[Stored data]

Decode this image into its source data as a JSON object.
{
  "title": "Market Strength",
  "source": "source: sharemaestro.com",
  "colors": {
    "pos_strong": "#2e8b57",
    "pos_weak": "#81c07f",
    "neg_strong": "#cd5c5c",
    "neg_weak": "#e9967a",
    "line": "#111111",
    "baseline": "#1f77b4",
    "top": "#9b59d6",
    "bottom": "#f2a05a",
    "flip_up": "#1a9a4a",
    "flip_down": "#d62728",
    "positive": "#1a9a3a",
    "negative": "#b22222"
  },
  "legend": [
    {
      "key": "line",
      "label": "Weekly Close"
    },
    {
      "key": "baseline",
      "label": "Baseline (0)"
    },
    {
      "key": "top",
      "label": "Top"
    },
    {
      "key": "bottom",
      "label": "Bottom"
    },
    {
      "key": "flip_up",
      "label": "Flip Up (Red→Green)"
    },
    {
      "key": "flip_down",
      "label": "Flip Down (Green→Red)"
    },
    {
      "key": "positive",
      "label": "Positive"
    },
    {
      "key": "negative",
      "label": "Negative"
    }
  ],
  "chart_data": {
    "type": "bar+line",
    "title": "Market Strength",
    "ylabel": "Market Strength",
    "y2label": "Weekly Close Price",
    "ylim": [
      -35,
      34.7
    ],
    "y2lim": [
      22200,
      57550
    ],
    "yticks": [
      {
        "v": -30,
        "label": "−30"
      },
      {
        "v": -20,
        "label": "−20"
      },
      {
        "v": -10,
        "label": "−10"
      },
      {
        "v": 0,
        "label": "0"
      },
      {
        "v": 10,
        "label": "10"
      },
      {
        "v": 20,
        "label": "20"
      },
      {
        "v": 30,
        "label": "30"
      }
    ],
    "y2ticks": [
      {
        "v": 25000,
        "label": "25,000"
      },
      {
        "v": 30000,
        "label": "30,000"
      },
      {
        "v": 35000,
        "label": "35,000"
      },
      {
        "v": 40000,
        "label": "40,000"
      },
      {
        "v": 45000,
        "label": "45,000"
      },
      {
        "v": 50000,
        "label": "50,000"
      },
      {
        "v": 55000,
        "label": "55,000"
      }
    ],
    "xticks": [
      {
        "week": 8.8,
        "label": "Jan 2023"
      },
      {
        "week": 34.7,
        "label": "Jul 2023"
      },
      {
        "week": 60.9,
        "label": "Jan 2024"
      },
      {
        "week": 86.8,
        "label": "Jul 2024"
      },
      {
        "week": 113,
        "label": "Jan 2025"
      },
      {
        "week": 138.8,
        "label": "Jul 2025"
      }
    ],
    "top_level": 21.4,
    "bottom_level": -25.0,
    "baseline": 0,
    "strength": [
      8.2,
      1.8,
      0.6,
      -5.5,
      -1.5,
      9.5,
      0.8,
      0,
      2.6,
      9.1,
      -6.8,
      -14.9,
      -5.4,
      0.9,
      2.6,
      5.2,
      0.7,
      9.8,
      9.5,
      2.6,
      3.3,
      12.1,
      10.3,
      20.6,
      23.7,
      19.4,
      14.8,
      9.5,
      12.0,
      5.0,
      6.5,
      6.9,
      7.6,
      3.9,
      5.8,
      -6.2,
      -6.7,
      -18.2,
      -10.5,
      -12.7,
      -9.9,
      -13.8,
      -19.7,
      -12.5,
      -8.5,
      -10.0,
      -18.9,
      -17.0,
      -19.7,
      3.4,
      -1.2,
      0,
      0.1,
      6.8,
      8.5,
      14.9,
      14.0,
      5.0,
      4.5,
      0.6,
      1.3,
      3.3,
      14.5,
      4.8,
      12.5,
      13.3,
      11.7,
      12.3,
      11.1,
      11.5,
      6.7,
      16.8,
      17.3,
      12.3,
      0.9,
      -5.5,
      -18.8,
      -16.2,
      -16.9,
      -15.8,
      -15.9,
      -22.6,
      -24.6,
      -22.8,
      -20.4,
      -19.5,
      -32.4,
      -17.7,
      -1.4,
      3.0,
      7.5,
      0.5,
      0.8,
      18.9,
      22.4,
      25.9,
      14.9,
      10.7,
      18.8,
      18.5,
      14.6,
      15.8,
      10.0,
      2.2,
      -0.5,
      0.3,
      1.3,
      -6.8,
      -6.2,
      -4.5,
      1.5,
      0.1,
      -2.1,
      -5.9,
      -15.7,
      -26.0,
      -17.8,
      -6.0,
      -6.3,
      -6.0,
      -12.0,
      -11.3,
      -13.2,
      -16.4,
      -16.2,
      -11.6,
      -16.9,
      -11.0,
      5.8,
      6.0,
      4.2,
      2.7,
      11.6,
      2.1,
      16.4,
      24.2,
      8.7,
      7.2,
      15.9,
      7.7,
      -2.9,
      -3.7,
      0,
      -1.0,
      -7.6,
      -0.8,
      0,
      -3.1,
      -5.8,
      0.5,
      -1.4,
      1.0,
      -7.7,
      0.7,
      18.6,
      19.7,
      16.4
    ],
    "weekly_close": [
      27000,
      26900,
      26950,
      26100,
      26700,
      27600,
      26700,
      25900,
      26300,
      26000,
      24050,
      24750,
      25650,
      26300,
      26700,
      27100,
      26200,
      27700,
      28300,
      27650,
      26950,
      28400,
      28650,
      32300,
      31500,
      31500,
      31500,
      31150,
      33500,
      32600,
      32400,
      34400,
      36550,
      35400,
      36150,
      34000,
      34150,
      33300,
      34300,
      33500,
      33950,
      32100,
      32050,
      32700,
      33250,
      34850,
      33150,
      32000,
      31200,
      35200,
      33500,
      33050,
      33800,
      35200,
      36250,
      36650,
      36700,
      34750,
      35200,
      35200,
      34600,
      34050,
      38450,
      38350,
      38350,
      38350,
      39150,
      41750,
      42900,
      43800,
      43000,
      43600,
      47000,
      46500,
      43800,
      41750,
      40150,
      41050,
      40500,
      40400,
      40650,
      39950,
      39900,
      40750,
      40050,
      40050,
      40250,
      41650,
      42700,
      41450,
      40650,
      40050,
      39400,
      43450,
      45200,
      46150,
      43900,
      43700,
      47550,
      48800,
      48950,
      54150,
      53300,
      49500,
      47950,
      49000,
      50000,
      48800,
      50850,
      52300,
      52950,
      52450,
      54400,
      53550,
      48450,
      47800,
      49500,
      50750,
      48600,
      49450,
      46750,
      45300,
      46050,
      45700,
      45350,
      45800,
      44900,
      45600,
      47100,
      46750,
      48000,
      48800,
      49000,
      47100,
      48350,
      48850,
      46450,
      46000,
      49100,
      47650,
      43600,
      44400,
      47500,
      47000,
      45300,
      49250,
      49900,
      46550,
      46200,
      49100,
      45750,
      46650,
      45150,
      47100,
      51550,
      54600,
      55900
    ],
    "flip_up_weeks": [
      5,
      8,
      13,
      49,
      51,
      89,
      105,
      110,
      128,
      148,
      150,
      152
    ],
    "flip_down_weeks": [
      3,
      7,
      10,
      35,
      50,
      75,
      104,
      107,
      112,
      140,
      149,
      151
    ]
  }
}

## Exercise goal
Repeat the data precisely, line by line.

## Solved exercise
Decode this image into its source data as a JSON object.
{
  "title": "Market Strength",
  "source": "source: sharemaestro.com",
  "colors": {
    "pos_strong": "#2e8b57",
    "pos_weak": "#81c07f",
    "neg_strong": "#cd5c5c",
    "neg_weak": "#e9967a",
    "line": "#111111",
    "baseline": "#1f77b4",
    "top": "#9b59d6",
    "bottom": "#f2a05a",
    "flip_up": "#1a9a4a",
    "flip_down": "#d62728",
    "positive": "#1a9a3a",
    "negative": "#b22222"
  },
  "legend": [
    {
      "key": "line",
      "label": "Weekly Close"
    },
    {
      "key": "baseline",
      "label": "Baseline (0)"
    },
    {
      "key": "top",
      "label": "Top"
    },
    {
      "key": "bottom",
      "label": "Bottom"
    },
    {
      "key": "flip_up",
      "label": "Flip Up (Red→Green)"
    },
    {
      "key": "flip_down",
      "label": "Flip Down (Green→Red)"
    },
    {
      "key": "positive",
      "label": "Positive"
    },
    {
      "key": "negative",
      "label": "Negative"
    }
  ],
  "chart_data": {
    "type": "bar+line",
    "title": "Market Strength",
    "ylabel": "Market Strength",
    "y2label": "Weekly Close Price",
    "ylim": [
      -35,
      34.7
    ],
    "y2lim": [
      22200,
      57550
    ],
    "yticks": [
      {
        "v": -30,
        "label": "−30"
      },
      {
        "v": -20,
        "label": "−20"
      },
      {
        "v": -10,
        "label": "−10"
      },
      {
        "v": 0,
        "label": "0"
      },
      {
        "v": 10,
        "label": "10"
      },
      {
        "v": 20,
        "label": "20"
      },
      {
        "v": 30,
        "label": "30"
      }
    ],
    "y2ticks": [
      {
        "v": 25000,
        "label": "25,000"
      },
      {
        "v": 30000,
        "label": "30,000"
      },
      {
        "v": 35000,
        "label": "35,000"
      },
      {
        "v": 40000,
        "label": "40,000"
      },
      {
        "v": 45000,
        "label": "45,000"
      },
      {
        "v": 50000,
        "label": "50,000"
      },
      {
        "v": 55000,
        "label": "55,000"
      }
    ],
    "xticks": [
      {
        "week": 8.8,
        "label": "Jan 2023"
      },
      {
        "week": 34.7,
        "label": "Jul 2023"
      },
      {
        "week": 60.9,
        "label": "Jan 2024"
      },
      {
        "week": 86.8,
        "label": "Jul 2024"
      },
      {
        "week": 113,
        "label": "Jan 2025"
      },
      {
        "week": 138.8,
        "label": "Jul 2025"
      }
    ],
    "top_level": 21.4,
    "bottom_level": -25.0,
    "baseline": 0,
    "strength": [
      8.2,
      1.8,
      0.6,
      -5.5,
      -1.5,
      9.5,
      0.8,
      0,
      2.6,
      9.1,
      -6.8,
      -14.9,
      -5.4,
      0.9,
      2.6,
      5.2,
      0.7,
      9.8,
      9.5,
      2.6,
      3.3,
      12.1,
      10.3,
      20.6,
      23.7,
      19.4,
      14.8,
      9.5,
      12.0,
      5.0,
      6.5,
      6.9,
      7.6,
      3.9,
      5.8,
      -6.2,
      -6.7,
      -18.2,
      -10.5,
      -12.7,
      -9.9,
      -13.8,
      -19.7,
      -12.5,
      -8.5,
      -10.0,
      -18.9,
      -17.0,
      -19.7,
      3.4,
      -1.2,
      0,
      0.1,
      6.8,
      8.5,
      14.9,
      14.0,
      5.0,
      4.5,
      0.6,
      1.3,
      3.3,
      14.5,
      4.8,
      12.5,
      13.3,
      11.7,
      12.3,
      11.1,
      11.5,
      6.7,
      16.8,
      17.3,
      12.3,
      0.9,
      -5.5,
      -18.8,
      -16.2,
      -16.9,
      -15.8,
      -15.9,
      -22.6,
      -24.6,
      -22.8,
      -20.4,
      -19.5,
      -32.4,
      -17.7,
      -1.4,
      3.0,
      7.5,
      0.5,
      0.8,
      18.9,
      22.4,
      25.9,
      14.9,
      10.7,
      18.8,
      18.5,
      14.6,
      15.8,
      10.0,
      2.2,
      -0.5,
      0.3,
      1.3,
      -6.8,
      -6.2,
      -4.5,
      1.5,
      0.1,
      -2.1,
      -5.9,
      -15.7,
      -26.0,
      -17.8,
      -6.0,
      -6.3,
      -6.0,
      -12.0,
      -11.3,
      -13.2,
      -16.4,
      -16.2,
      -11.6,
      -16.9,
      -11.0,
      5.8,
      6.0,
      4.2,
      2.7,
      11.6,
      2.1,
      16.4,
      24.2,
      8.7,
      7.2,
      15.9,
      7.7,
      -2.9,
      -3.7,
      0,
      -1.0,
      -7.6,
      -0.8,
      0,
      -3.1,
      -5.8,
      0.5,
      -1.4,
      1.0,
      -7.7,
      0.7,
      18.6,
      19.7,
      16.4
    ],
    "weekly_close": [
      27000,
      26900,
      26950,
      26100,
      26700,
      27600,
      26700,
      25900,
      26300,
      26000,
      24050,
      24750,
      25650,
      26300,
      26700,
      27100,
      26200,
      27700,
      28300,
      27650,
      26950,
      28400,
      28650,
      32300,
      31500,
      31500,
      31500,
      31150,
      33500,
      32600,
      32400,
      34400,
      36550,
      35400,
      36150,
      34000,
      34150,
      33300,
      34300,
      33500,
      33950,
      32100,
      32050,
      32700,
      33250,
      34850,
      33150,
      32000,
      31200,
      35200,
      33500,
      33050,
      33800,
      35200,
      36250,
      36650,
      36700,
      34750,
      35200,
      35200,
      34600,
      34050,
      38450,
      38350,
      38350,
      38350,
      39150,
      41750,
      42900,
      43800,
      43000,
      43600,
      47000,
      46500,
      43800,
      41750,
      40150,
      41050,
      40500,
      40400,
      40650,
      39950,
      39900,
      40750,
      40050,
      40050,
      40250,
      41650,
      42700,
      41450,
      40650,
      40050,
      39400,
      43450,
      45200,
      46150,
      43900,
      43700,
      47550,
      48800,
      48950,
      54150,
      53300,
      49500,
      47950,
      49000,
      50000,
      48800,
      50850,
      52300,
      52950,
      52450,
      54400,
      53550,
      48450,
      47800,
      49500,
      50750,
      48600,
      49450,
      46750,
      45300,
      46050,
      45700,
      45350,
      45800,
      44900,
      45600,
      47100,
      46750,
      48000,
      48800,
      49000,
      47100,
      48350,
      48850,
      46450,
      46000,
      49100,
      47650,
      43600,
      44400,
      47500,
      47000,
      45300,
      49250,
      49900,
      46550,
      46200,
      49100,
      45750,
      46650,
      45150,
      47100,
      51550,
      54600,
      55900
    ],
    "flip_up_weeks": [
      5,
      8,
      13,
      49,
      51,
      89,
      105,
      110,
      128,
      148,
      150,
      152
    ],
    "flip_down_weeks": [
      3,
      7,
      10,
      35,
      50,
      75,
      104,
      107,
      112,
      140,
      149,
      151
    ]
  }
}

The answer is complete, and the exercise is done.